# DATA FOR PROCESSING
* START *

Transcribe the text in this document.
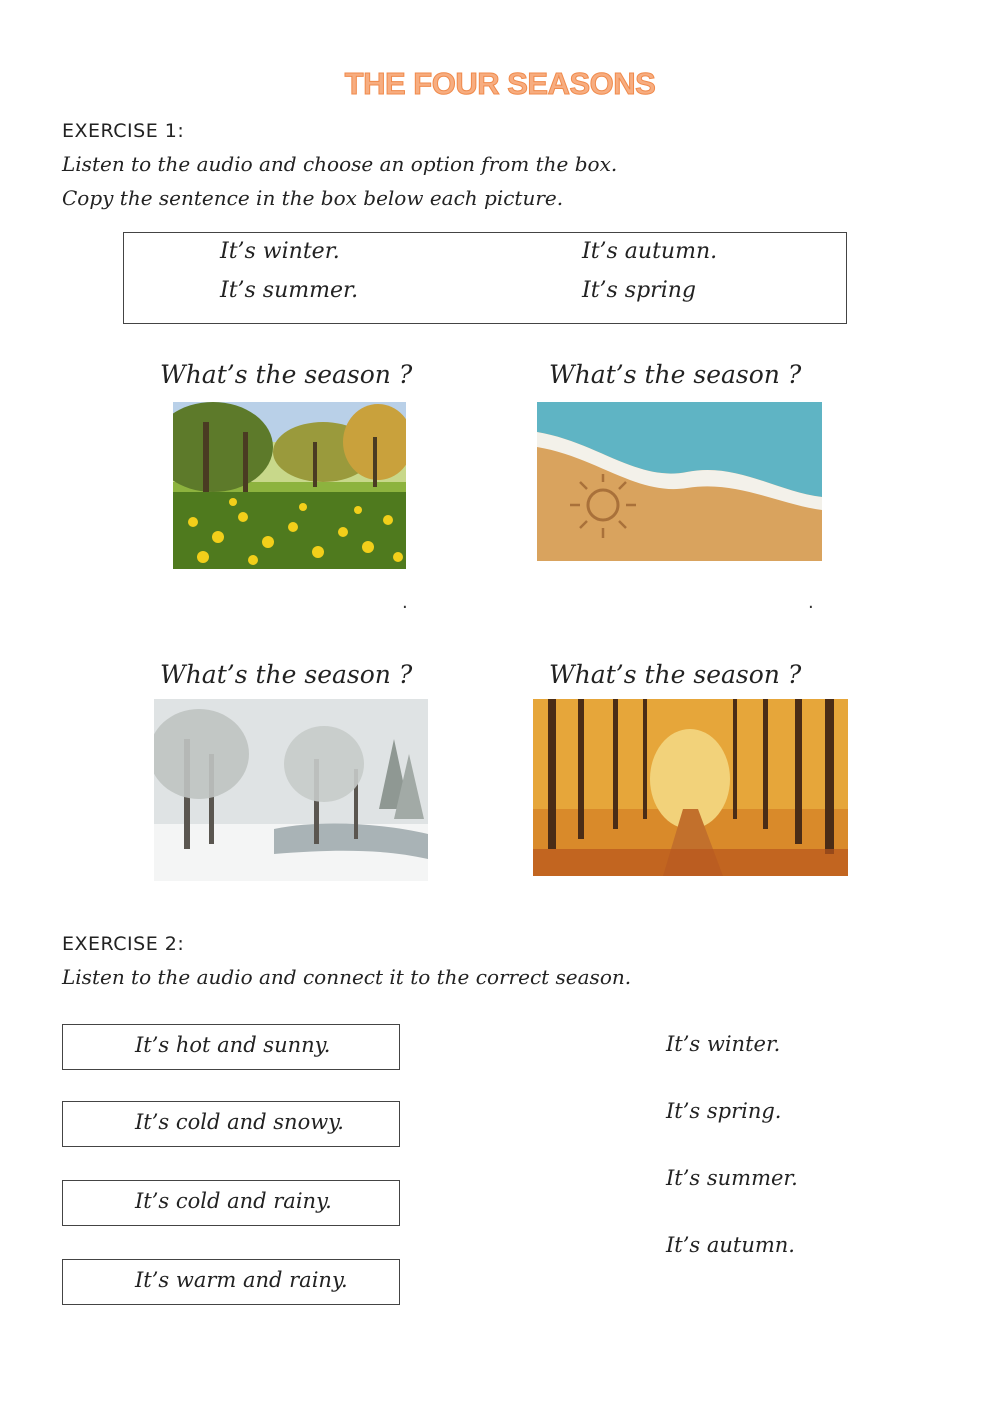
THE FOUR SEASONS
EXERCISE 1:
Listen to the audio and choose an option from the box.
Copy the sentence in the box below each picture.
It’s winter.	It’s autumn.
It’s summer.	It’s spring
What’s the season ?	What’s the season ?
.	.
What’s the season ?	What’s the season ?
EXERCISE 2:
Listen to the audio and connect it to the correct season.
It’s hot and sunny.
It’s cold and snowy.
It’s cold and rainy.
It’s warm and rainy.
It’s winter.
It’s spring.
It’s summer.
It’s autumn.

* END *

# TASK INSTRUCTIONS
Print each entry shown above with exact wording and no pictures.

# RESULT BELOW
Transcribe the text in this document.
THE FOUR SEASONS
EXERCISE 1:
Listen to the audio and choose an option from the box.
Copy the sentence in the box below each picture.
It’s winter.	It’s autumn.
It’s summer.	It’s spring
What’s the season ?	What’s the season ?
.	.
What’s the season ?	What’s the season ?
EXERCISE 2:
Listen to the audio and connect it to the correct season.
It’s hot and sunny.
It’s cold and snowy.
It’s cold and rainy.
It’s warm and rainy.
It’s winter.
It’s spring.
It’s summer.
It’s autumn.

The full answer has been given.